(Data extracted from a collection)
▼▼▼

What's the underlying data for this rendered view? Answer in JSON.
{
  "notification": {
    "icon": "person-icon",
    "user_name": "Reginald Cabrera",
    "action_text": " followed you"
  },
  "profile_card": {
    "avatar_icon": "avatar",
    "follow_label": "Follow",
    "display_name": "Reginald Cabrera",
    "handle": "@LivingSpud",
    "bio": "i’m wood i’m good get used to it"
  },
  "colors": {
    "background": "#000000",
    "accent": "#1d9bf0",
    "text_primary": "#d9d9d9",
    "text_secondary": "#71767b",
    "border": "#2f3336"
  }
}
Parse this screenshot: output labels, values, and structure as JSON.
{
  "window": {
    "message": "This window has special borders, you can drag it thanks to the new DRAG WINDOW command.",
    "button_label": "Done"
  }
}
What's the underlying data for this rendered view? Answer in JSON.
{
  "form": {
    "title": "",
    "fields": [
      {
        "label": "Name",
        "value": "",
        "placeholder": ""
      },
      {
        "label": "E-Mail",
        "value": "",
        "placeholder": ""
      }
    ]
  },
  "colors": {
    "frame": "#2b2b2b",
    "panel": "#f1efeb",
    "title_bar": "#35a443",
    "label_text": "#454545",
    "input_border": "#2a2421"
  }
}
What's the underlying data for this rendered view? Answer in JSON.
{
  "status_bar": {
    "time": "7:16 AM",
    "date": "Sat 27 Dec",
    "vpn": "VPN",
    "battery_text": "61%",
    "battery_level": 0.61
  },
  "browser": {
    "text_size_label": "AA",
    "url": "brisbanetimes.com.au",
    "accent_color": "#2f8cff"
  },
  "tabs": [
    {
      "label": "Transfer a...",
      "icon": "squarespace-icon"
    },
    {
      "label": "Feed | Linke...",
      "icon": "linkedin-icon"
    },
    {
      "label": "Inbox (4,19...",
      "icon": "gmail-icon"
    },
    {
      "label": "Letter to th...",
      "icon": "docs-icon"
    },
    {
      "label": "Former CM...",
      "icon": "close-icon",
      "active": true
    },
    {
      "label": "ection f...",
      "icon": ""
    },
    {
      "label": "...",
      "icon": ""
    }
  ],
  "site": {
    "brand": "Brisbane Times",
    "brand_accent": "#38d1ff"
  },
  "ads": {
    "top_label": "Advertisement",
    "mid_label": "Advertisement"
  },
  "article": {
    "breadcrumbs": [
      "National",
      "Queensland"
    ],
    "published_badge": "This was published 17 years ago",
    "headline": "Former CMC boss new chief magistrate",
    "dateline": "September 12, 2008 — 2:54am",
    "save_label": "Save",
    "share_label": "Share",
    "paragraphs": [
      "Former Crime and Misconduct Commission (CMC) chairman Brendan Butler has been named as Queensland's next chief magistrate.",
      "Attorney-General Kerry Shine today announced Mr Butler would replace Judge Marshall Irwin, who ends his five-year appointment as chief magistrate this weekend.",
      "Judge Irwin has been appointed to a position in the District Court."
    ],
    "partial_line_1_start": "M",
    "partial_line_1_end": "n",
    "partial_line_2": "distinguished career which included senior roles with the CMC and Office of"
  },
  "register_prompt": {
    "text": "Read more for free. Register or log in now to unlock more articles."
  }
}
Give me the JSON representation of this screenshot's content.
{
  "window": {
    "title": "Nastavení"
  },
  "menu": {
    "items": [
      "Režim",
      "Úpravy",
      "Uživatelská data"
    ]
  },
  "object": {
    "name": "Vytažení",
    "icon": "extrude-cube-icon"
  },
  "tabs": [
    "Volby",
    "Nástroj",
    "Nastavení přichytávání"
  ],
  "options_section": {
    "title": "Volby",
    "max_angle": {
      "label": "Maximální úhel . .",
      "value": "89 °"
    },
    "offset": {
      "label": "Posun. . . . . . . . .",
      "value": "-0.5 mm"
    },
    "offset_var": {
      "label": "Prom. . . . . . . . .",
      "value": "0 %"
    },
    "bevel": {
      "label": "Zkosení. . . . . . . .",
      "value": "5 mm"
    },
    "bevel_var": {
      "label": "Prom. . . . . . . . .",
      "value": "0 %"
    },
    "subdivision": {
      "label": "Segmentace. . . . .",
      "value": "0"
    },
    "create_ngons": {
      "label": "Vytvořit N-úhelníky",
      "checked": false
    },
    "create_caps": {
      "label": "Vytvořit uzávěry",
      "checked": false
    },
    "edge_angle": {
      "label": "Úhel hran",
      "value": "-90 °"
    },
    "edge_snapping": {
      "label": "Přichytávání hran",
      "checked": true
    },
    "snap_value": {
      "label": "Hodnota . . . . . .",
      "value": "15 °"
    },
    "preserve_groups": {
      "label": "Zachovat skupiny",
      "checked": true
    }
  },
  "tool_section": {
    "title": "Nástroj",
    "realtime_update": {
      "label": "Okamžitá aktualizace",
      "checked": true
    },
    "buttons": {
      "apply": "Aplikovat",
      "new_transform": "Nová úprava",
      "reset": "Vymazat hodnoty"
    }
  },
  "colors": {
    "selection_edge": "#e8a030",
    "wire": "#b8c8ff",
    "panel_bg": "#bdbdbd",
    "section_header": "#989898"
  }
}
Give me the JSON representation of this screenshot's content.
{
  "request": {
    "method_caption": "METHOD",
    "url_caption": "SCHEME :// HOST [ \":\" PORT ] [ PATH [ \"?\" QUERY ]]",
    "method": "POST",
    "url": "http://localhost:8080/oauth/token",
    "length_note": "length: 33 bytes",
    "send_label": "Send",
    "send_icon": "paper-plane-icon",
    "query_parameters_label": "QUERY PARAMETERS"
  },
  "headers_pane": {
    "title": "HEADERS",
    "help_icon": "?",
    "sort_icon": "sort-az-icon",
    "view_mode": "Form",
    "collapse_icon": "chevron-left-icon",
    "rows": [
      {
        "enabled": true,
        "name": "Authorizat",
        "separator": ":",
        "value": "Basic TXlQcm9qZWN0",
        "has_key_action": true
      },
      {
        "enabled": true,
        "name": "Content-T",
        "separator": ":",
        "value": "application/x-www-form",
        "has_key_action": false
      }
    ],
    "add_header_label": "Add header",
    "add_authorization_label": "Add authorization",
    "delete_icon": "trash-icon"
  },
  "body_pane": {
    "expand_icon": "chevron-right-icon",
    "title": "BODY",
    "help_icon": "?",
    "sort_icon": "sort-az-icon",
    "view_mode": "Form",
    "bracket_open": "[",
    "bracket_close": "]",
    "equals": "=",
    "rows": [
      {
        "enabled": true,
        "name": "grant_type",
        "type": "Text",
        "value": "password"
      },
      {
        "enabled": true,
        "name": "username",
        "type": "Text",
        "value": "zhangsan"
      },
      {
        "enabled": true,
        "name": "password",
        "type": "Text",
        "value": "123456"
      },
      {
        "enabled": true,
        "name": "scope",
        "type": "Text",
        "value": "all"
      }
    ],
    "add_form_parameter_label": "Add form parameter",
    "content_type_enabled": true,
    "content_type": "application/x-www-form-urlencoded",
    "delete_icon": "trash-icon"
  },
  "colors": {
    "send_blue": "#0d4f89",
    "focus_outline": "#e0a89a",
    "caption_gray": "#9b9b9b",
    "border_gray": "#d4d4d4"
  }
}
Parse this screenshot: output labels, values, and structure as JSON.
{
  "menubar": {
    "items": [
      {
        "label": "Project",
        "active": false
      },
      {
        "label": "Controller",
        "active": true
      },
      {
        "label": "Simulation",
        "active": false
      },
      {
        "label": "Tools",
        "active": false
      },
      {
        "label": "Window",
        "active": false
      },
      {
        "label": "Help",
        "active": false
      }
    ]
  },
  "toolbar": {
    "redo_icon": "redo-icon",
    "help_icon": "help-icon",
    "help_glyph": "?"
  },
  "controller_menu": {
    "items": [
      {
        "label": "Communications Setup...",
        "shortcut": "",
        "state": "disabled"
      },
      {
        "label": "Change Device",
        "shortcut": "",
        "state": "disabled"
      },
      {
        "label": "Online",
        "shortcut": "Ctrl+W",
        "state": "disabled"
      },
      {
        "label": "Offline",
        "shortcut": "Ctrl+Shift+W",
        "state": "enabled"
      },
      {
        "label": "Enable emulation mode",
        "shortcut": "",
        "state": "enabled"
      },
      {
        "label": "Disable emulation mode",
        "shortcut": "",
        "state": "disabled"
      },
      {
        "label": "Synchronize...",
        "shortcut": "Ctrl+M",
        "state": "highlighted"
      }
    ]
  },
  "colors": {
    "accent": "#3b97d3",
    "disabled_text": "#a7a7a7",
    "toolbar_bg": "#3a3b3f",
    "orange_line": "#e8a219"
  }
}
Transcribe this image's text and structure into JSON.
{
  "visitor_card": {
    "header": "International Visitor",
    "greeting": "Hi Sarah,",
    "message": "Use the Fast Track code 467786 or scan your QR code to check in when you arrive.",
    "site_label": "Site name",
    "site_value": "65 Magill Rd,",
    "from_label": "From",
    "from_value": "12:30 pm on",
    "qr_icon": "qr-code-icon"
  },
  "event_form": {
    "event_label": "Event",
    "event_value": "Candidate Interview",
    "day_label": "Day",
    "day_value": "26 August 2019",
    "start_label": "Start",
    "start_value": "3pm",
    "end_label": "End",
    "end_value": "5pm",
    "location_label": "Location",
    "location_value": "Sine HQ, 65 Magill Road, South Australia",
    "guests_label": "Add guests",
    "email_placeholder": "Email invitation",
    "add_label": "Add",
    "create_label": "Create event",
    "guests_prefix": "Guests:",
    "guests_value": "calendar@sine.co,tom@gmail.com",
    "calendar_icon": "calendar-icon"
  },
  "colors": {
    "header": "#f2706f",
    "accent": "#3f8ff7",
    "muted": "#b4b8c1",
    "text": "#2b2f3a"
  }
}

▲▲▲

BRIEF:
Where a line holds the string "Cabrera", copy that line.

RESPONSE FOR THIS EXERCISE:
    "user_name": "Reginald Cabrera",
    "display_name": "Reginald Cabrera",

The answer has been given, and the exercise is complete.